▸ What is expected: Repeat the material verbatim. Images are excluded from the copy.

+ + + +

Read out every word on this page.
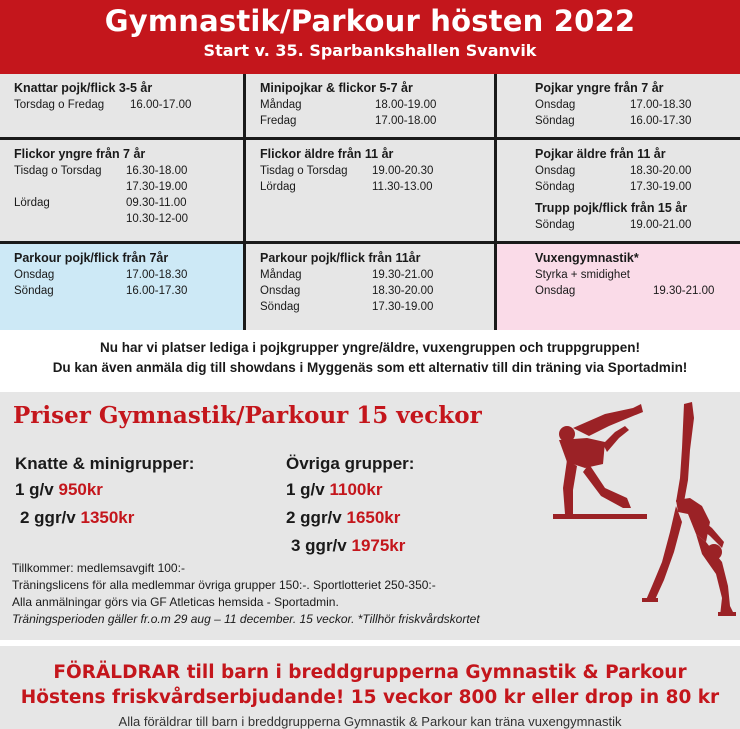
Gymnastik/Parkour hösten 2022
Start v. 35. Sparbankshallen Svanvik
Knattar pojk/flick 3-5 år
Torsdag o Fredag 16.00-17.00
Minipojkar & flickor 5-7 år
Måndag	18.00-19.00
Fredag	17.00-18.00
Pojkar yngre från 7 år
Onsdag	17.00-18.30
Söndag	16.00-17.30
Flickor yngre från 7 år
Tisdag o Torsdag 16.30-18.00
17.30-19.00
Lördag	09.30-11.00
10.30-12-00
Flickor äldre från 11 år
Tisdag o Torsdag 19.00-20.30
Lördag	11.30-13.00
Pojkar äldre från 11 år
Onsdag	18.30-20.00
Söndag	17.30-19.00
Trupp pojk/flick från 15 år
Söndag	19.00-21.00
Parkour pojk/flick från 7år
Onsdag	17.00-18.30
Söndag	16.00-17.30
Parkour pojk/flick från 11år
Måndag	19.30-21.00
Onsdag	18.30-20.00
Söndag	17.30-19.00
Vuxengymnastik*
Styrka + smidighet
Onsdag	19.30-21.00
Nu har vi platser lediga i pojkgrupper yngre/äldre, vuxengruppen och truppgruppen!
Du kan även anmäla dig till showdans i Myggenäs som ett alternativ till din träning via Sportadmin!
Priser Gymnastik/Parkour 15 veckor
Knatte & minigrupper:
1 g/v 950kr
2 ggr/v 1350kr
Övriga grupper:
1 g/v 1100kr
2 ggr/v 1650kr
3 ggr/v 1975kr
Tillkommer: medlemsavgift 100:-
Träningslicens för alla medlemmar övriga grupper 150:-. Sportlotteriet 250-350:-
Alla anmälningar görs via GF Atleticas hemsida - Sportadmin.
Träningsperioden gäller fr.o.m 29 aug – 11 december. 15 veckor. *Tillhör friskvårdskortet
FÖRÄLDRAR till barn i breddgrupperna Gymnastik & Parkour
Höstens friskvårdserbjudande! 15 veckor 800 kr eller drop in 80 kr
Alla föräldrar till barn i breddgrupperna Gymnastik & Parkour kan träna vuxengymnastik
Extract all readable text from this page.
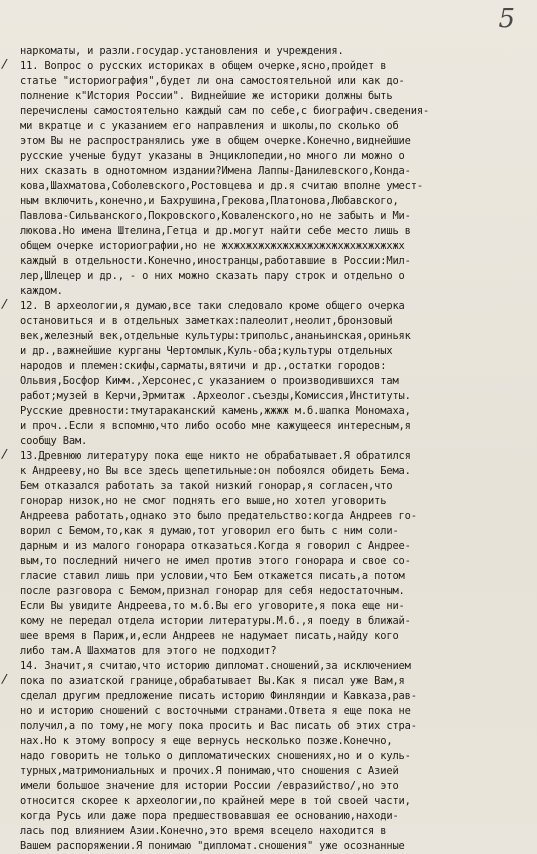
5
/
/
/
/
наркоматы, и разли.государ.установления и учреждения.
11. Вопрос о русских историках в общем очерке,ясно,пройдет в
статье "историография",будет ли она самостоятельной или как до-
полнение к"История России". Виднейшие же историки должны быть
перечислены самостоятельно каждый сам по себе,с биографич.сведения-
ми вкратце и с указанием его направления и школы,по сколько об
этом Вы не распространялись уже в общем очерке.Конечно,виднейшие
русские ученые будут указаны в Энциклопедии,но много ли можно о
них сказать в однотомном издании?Имена Лаппы-Данилевского,Конда-
кова,Шахматова,Соболевского,Ростовцева и др.я считаю вполне умест-
ным включить,конечно,и Бахрушина,Грекова,Платонова,Любавского,
Павлова-Сильванского,Покровского,Коваленского,но не забыть и Ми-
люкова.Но имена Штелина,Гетца и др.могут найти себе место лишь в
общем очерке историографии,но не жхжхжхжхжхжхжхжхжхжхжхжхжхжхжх
каждый в отдельности.Конечно,иностранцы,работавшие в России:Мил-
лер,Шлецер и др., - о них можно сказать пару строк и отдельно о
каждом.
12. В археологии,я думаю,все таки следовало кроме общего очерка
остановиться и в отдельных заметках:палеолит,неолит,бронзовый
век,железный век,отдельные культуры:трипольс,ананьинская,ориньяк
и др.,важнейшие курганы Чертомлык,Куль-оба;культуры отдельных
народов и племен:скифы,сарматы,вятичи и др.,остатки городов:
Ольвия,Босфор Кимм.,Херсонес,с указанием о производившихся там
работ;музей в Керчи,Эрмитаж .Археолог.съезды,Комиссия,Институты.
Русские древности:тмутараканский камень,жжжж м.б.шапка Мономаха,
и проч..Если я вспомню,что либо особо мне кажущееся интересным,я
сообщу Вам.
13.Древнюю литературу пока еще никто не обрабатывает.Я обратился
к Андрееву,но Вы все здесь щепетильные:он побоялся обидеть Бема.
Бем отказался работать за такой низкий гонорар,я согласен,что
гонорар низок,но не смог поднять его выше,но хотел уговорить
Андреева работать,однако это было предательство:когда Андреев го-
ворил с Бемом,то,как я думаю,тот уговорил его быть с ним соли-
дарным и из малого гонорара отказаться.Когда я говорил с Андрее-
вым,то последний ничего не имел против этого гонорара и свое со-
гласие ставил лишь при условии,что Бем откажется писать,а потом
после разговора с Бемом,признал гонорар для себя недостаточным.
Если Вы увидите Андреева,то м.б.Вы его уговорите,я пока еще ни-
кому не передал отдела истории литературы.М.б.,я поеду в ближай-
шее время в Париж,и,если Андреев не надумает писать,найду кого
либо там.А Шахматов для этого не подходит?
14. Значит,я считаю,что историю дипломат.сношений,за исключением
пока по азиатской границе,обрабатывает Вы.Как я писал уже Вам,я
сделал другим предложение писать историю Финляндии и Кавказа,рав-
но и историю сношений с восточными странами.Ответа я еще пока не
получил,а по тому,не могу пока просить и Вас писать об этих стра-
нах.Но к этому вопросу я еще вернусь несколько позже.Конечно,
надо говорить не только о дипломатических сношениях,но и о куль-
турных,матримониальных и прочих.Я понимаю,что сношения с Азией
имели большое значение для истории России /евразийство/,но это
относится скорее к археологии,по крайней мере в той своей части,
когда Русь или даже пора предшествовавшая ее основанию,находи-
лась под влиянием Азии.Конечно,это время всецело находится в
Вашем распоряжении.Я понимаю "дипломат.сношения" уже осознанные
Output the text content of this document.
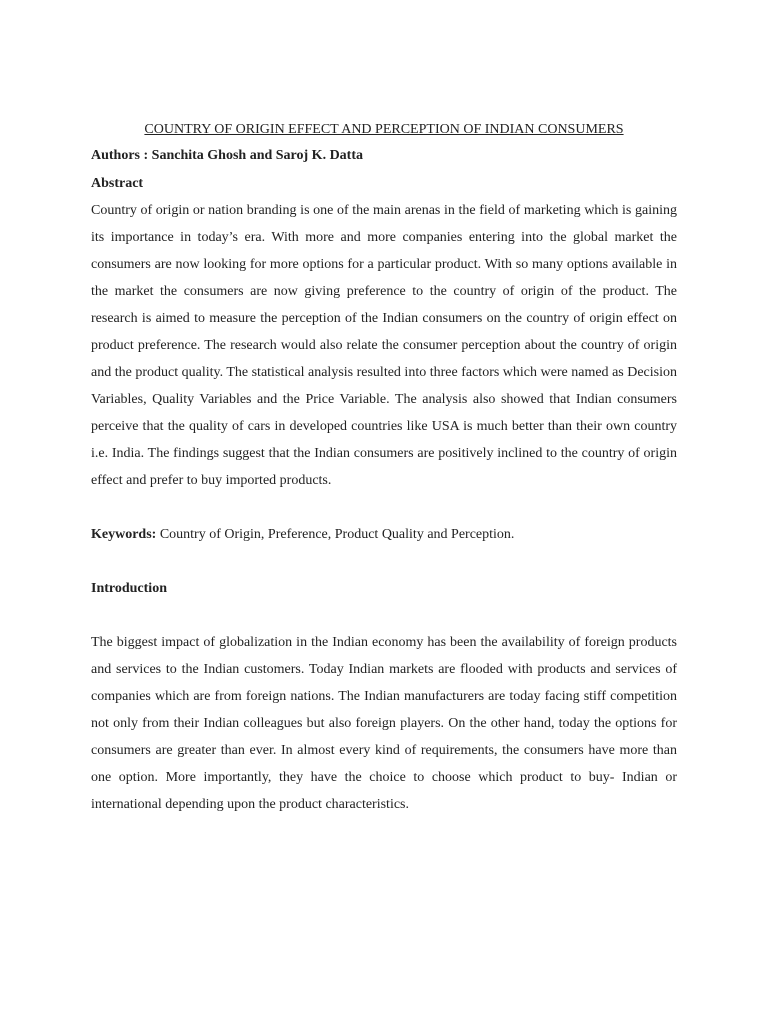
COUNTRY OF ORIGIN EFFECT AND PERCEPTION OF INDIAN CONSUMERS

Authors : Sanchita Ghosh and Saroj K. Datta

Abstract

Country of origin or nation branding is one of the main arenas in the field of marketing which is gaining its importance in today’s era. With more and more companies entering into the global market the consumers are now looking for more options for a particular product. With so many options available in the market the consumers are now giving preference to the country of origin of the product. The research is aimed to measure the perception of the Indian consumers on the country of origin effect on product preference. The research would also relate the consumer perception about the country of origin and the product quality. The statistical analysis resulted into three factors which were named as Decision Variables, Quality Variables and the Price Variable. The analysis also showed that Indian consumers perceive that the quality of cars in developed countries like USA is much better than their own country i.e. India. The findings suggest that the Indian consumers are positively inclined to the country of origin effect and prefer to buy imported products.

Keywords: Country of Origin, Preference, Product Quality and Perception.

Introduction

The biggest impact of globalization in the Indian economy has been the availability of foreign products and services to the Indian customers. Today Indian markets are flooded with products and services of companies which are from foreign nations. The Indian manufacturers are today facing stiff competition not only from their Indian colleagues but also foreign players. On the other hand, today the options for consumers are greater than ever. In almost every kind of requirements, the consumers have more than one option. More importantly, they have the choice to choose which product to buy- Indian or international depending upon the product characteristics.
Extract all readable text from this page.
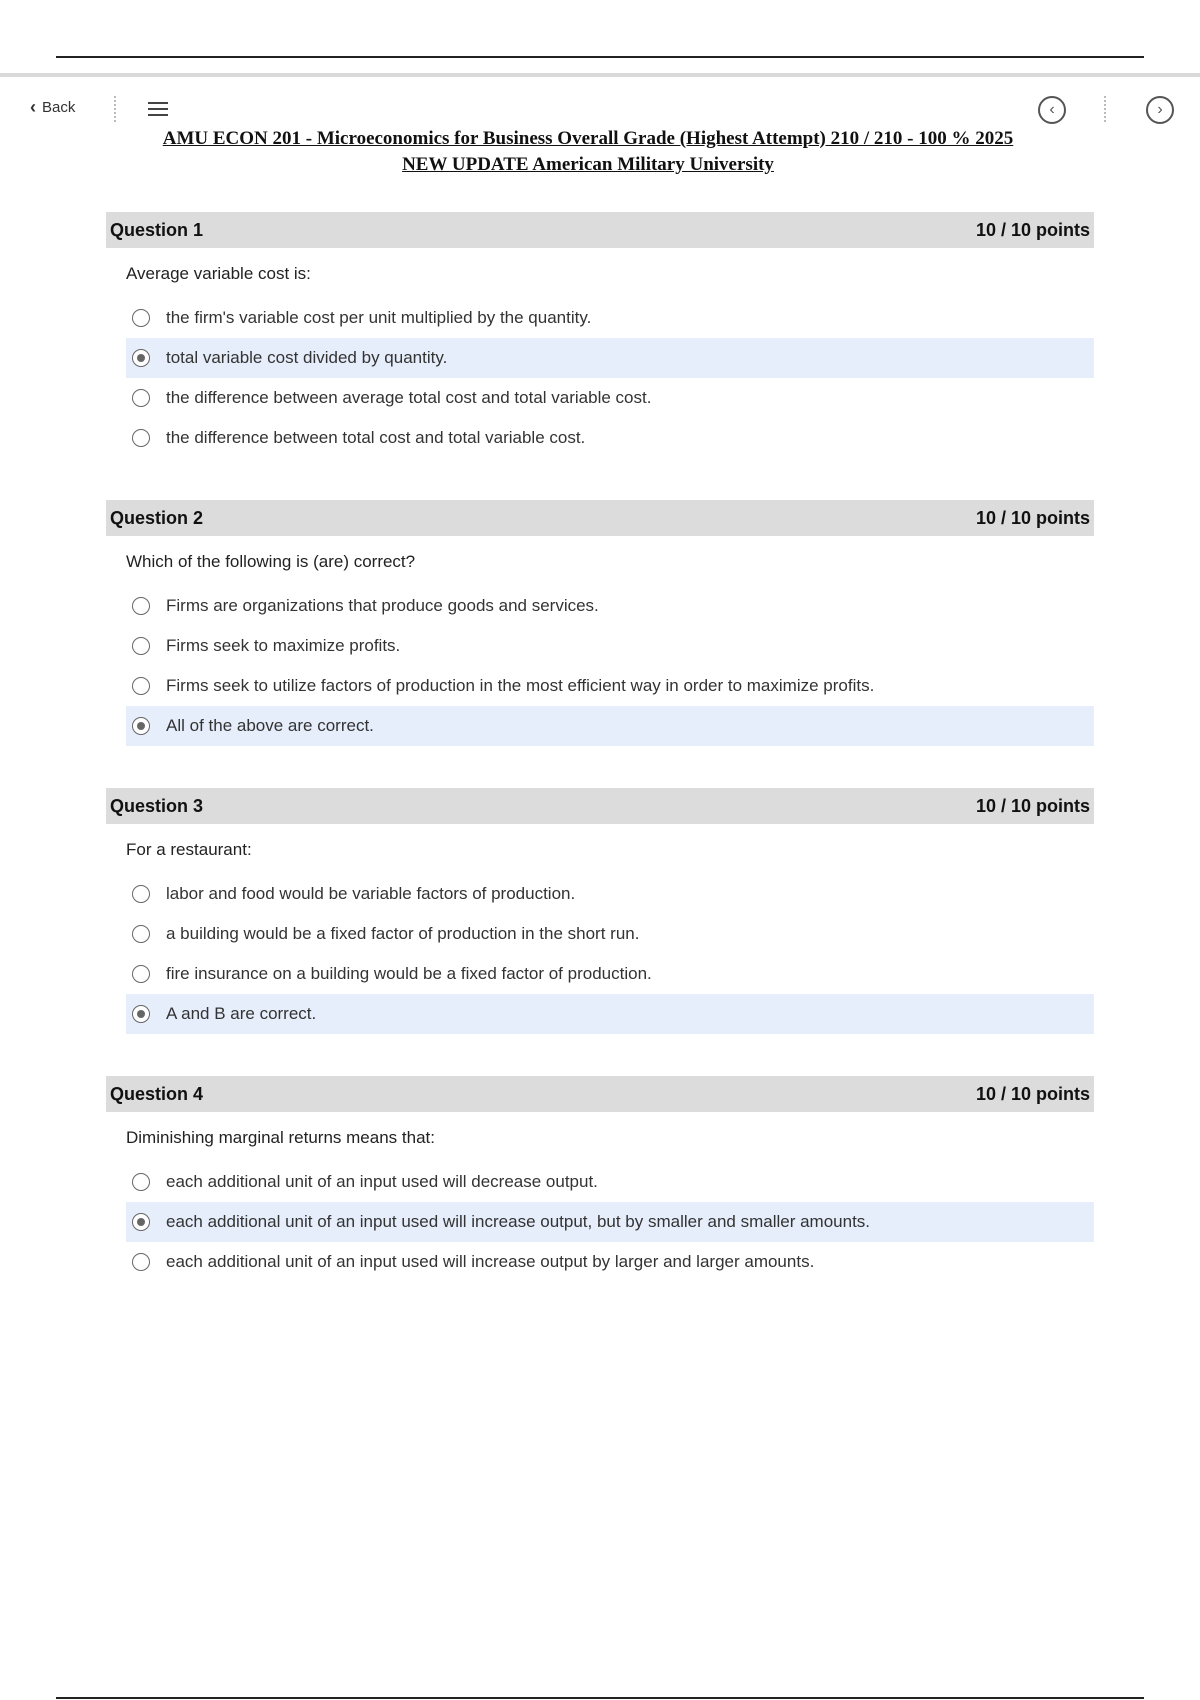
‹ Back	‹	›
AMU ECON 201 - Microeconomics for Business Overall Grade (Highest Attempt) 210 / 210 - 100 % 2025
NEW UPDATE American Military University
Question 1	10 / 10 points
Average variable cost is:
the firm's variable cost per unit multiplied by the quantity.
total variable cost divided by quantity.
the difference between average total cost and total variable cost.
the difference between total cost and total variable cost.
Question 2	10 / 10 points
Which of the following is (are) correct?
Firms are organizations that produce goods and services.
Firms seek to maximize profits.
Firms seek to utilize factors of production in the most efficient way in order to maximize profits.
All of the above are correct.
Question 3	10 / 10 points
For a restaurant:
labor and food would be variable factors of production.
a building would be a fixed factor of production in the short run.
fire insurance on a building would be a fixed factor of production.
A and B are correct.
Question 4	10 / 10 points
Diminishing marginal returns means that:
each additional unit of an input used will decrease output.
each additional unit of an input used will increase output, but by smaller and smaller amounts.
each additional unit of an input used will increase output by larger and larger amounts.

+ + + +

▸ Result of the exercise:
Read out every word on this page.
Gymnastik/Parkour hösten 2022
Start v. 35. Sparbankshallen Svanvik
Knattar pojk/flick 3-5 år
Torsdag o Fredag 16.00-17.00
Minipojkar & flickor 5-7 år
Måndag	18.00-19.00
Fredag	17.00-18.00
Pojkar yngre från 7 år
Onsdag	17.00-18.30
Söndag	16.00-17.30
Flickor yngre från 7 år
Tisdag o Torsdag 16.30-18.00
17.30-19.00
Lördag	09.30-11.00
10.30-12-00
Flickor äldre från 11 år
Tisdag o Torsdag 19.00-20.30
Lördag	11.30-13.00
Pojkar äldre från 11 år
Onsdag	18.30-20.00
Söndag	17.30-19.00
Trupp pojk/flick från 15 år
Söndag	19.00-21.00
Parkour pojk/flick från 7år
Onsdag	17.00-18.30
Söndag	16.00-17.30
Parkour pojk/flick från 11år
Måndag	19.30-21.00
Onsdag	18.30-20.00
Söndag	17.30-19.00
Vuxengymnastik*
Styrka + smidighet
Onsdag	19.30-21.00
Nu har vi platser lediga i pojkgrupper yngre/äldre, vuxengruppen och truppgruppen!
Du kan även anmäla dig till showdans i Myggenäs som ett alternativ till din träning via Sportadmin!
Priser Gymnastik/Parkour 15 veckor
Knatte & minigrupper:
1 g/v 950kr
2 ggr/v 1350kr
Övriga grupper:
1 g/v 1100kr
2 ggr/v 1650kr
3 ggr/v 1975kr
Tillkommer: medlemsavgift 100:-
Träningslicens för alla medlemmar övriga grupper 150:-. Sportlotteriet 250-350:-
Alla anmälningar görs via GF Atleticas hemsida - Sportadmin.
Träningsperioden gäller fr.o.m 29 aug – 11 december. 15 veckor. *Tillhör friskvårdskortet
FÖRÄLDRAR till barn i breddgrupperna Gymnastik & Parkour
Höstens friskvårdserbjudande! 15 veckor 800 kr eller drop in 80 kr
Alla föräldrar till barn i breddgrupperna Gymnastik & Parkour kan träna vuxengymnastik
Extract all readable text from this page.
5
/
/
/
/
наркоматы, и разли.государ.установления и учреждения.
11. Вопрос о русских историках в общем очерке,ясно,пройдет в
статье "историография",будет ли она самостоятельной или как до-
полнение к"История России". Виднейшие же историки должны быть
перечислены самостоятельно каждый сам по себе,с биографич.сведения-
ми вкратце и с указанием его направления и школы,по сколько об
этом Вы не распространялись уже в общем очерке.Конечно,виднейшие
русские ученые будут указаны в Энциклопедии,но много ли можно о
них сказать в однотомном издании?Имена Лаппы-Данилевского,Конда-
кова,Шахматова,Соболевского,Ростовцева и др.я считаю вполне умест-
ным включить,конечно,и Бахрушина,Грекова,Платонова,Любавского,
Павлова-Сильванского,Покровского,Коваленского,но не забыть и Ми-
люкова.Но имена Штелина,Гетца и др.могут найти себе место лишь в
общем очерке историографии,но не жхжхжхжхжхжхжхжхжхжхжхжхжхжхжх
каждый в отдельности.Конечно,иностранцы,работавшие в России:Мил-
лер,Шлецер и др., - о них можно сказать пару строк и отдельно о
каждом.
12. В археологии,я думаю,все таки следовало кроме общего очерка
остановиться и в отдельных заметках:палеолит,неолит,бронзовый
век,железный век,отдельные культуры:трипольс,ананьинская,ориньяк
и др.,важнейшие курганы Чертомлык,Куль-оба;культуры отдельных
народов и племен:скифы,сарматы,вятичи и др.,остатки городов:
Ольвия,Босфор Кимм.,Херсонес,с указанием о производившихся там
работ;музей в Керчи,Эрмитаж .Археолог.съезды,Комиссия,Институты.
Русские древности:тмутараканский камень,жжжж м.б.шапка Мономаха,
и проч..Если я вспомню,что либо особо мне кажущееся интересным,я
сообщу Вам.
13.Древнюю литературу пока еще никто не обрабатывает.Я обратился
к Андрееву,но Вы все здесь щепетильные:он побоялся обидеть Бема.
Бем отказался работать за такой низкий гонорар,я согласен,что
гонорар низок,но не смог поднять его выше,но хотел уговорить
Андреева работать,однако это было предательство:когда Андреев го-
ворил с Бемом,то,как я думаю,тот уговорил его быть с ним соли-
дарным и из малого гонорара отказаться.Когда я говорил с Андрее-
вым,то последний ничего не имел против этого гонорара и свое со-
гласие ставил лишь при условии,что Бем откажется писать,а потом
после разговора с Бемом,признал гонорар для себя недостаточным.
Если Вы увидите Андреева,то м.б.Вы его уговорите,я пока еще ни-
кому не передал отдела истории литературы.М.б.,я поеду в ближай-
шее время в Париж,и,если Андреев не надумает писать,найду кого
либо там.А Шахматов для этого не подходит?
14. Значит,я считаю,что историю дипломат.сношений,за исключением
пока по азиатской границе,обрабатывает Вы.Как я писал уже Вам,я
сделал другим предложение писать историю Финляндии и Кавказа,рав-
но и историю сношений с восточными странами.Ответа я еще пока не
получил,а по тому,не могу пока просить и Вас писать об этих стра-
нах.Но к этому вопросу я еще вернусь несколько позже.Конечно,
надо говорить не только о дипломатических сношениях,но и о куль-
турных,матримониальных и прочих.Я понимаю,что сношения с Азией
имели большое значение для истории России /евразийство/,но это
относится скорее к археологии,по крайней мере в той своей части,
когда Русь или даже пора предшествовавшая ее основанию,находи-
лась под влиянием Азии.Конечно,это время всецело находится в
Вашем распоряжении.Я понимаю "дипломат.сношения" уже осознанные
Output the text content of this document.
COUNTRY OF ORIGIN EFFECT AND PERCEPTION OF INDIAN CONSUMERS

Authors : Sanchita Ghosh and Saroj K. Datta

Abstract

Country of origin or nation branding is one of the main arenas in the field of marketing which is gaining its importance in today’s era. With more and more companies entering into the global market the consumers are now looking for more options for a particular product. With so many options available in the market the consumers are now giving preference to the country of origin of the product. The research is aimed to measure the perception of the Indian consumers on the country of origin effect on product preference. The research would also relate the consumer perception about the country of origin and the product quality. The statistical analysis resulted into three factors which were named as Decision Variables, Quality Variables and the Price Variable. The analysis also showed that Indian consumers perceive that the quality of cars in developed countries like USA is much better than their own country i.e. India. The findings suggest that the Indian consumers are positively inclined to the country of origin effect and prefer to buy imported products.

Keywords: Country of Origin, Preference, Product Quality and Perception.

Introduction

The biggest impact of globalization in the Indian economy has been the availability of foreign products and services to the Indian customers. Today Indian markets are flooded with products and services of companies which are from foreign nations. The Indian manufacturers are today facing stiff competition not only from their Indian colleagues but also foreign players. On the other hand, today the options for consumers are greater than ever. In almost every kind of requirements, the consumers have more than one option. More importantly, they have the choice to choose which product to buy- Indian or international depending upon the product characteristics.
Extract all readable text from this page.
‹ Back	‹	›
AMU ECON 201 - Microeconomics for Business Overall Grade (Highest Attempt) 210 / 210 - 100 % 2025
NEW UPDATE American Military University
Question 1	10 / 10 points
Average variable cost is:
the firm's variable cost per unit multiplied by the quantity.
total variable cost divided by quantity.
the difference between average total cost and total variable cost.
the difference between total cost and total variable cost.
Question 2	10 / 10 points
Which of the following is (are) correct?
Firms are organizations that produce goods and services.
Firms seek to maximize profits.
Firms seek to utilize factors of production in the most efficient way in order to maximize profits.
All of the above are correct.
Question 3	10 / 10 points
For a restaurant:
labor and food would be variable factors of production.
a building would be a fixed factor of production in the short run.
fire insurance on a building would be a fixed factor of production.
A and B are correct.
Question 4	10 / 10 points
Diminishing marginal returns means that:
each additional unit of an input used will decrease output.
each additional unit of an input used will increase output, but by smaller and smaller amounts.
each additional unit of an input used will increase output by larger and larger amounts.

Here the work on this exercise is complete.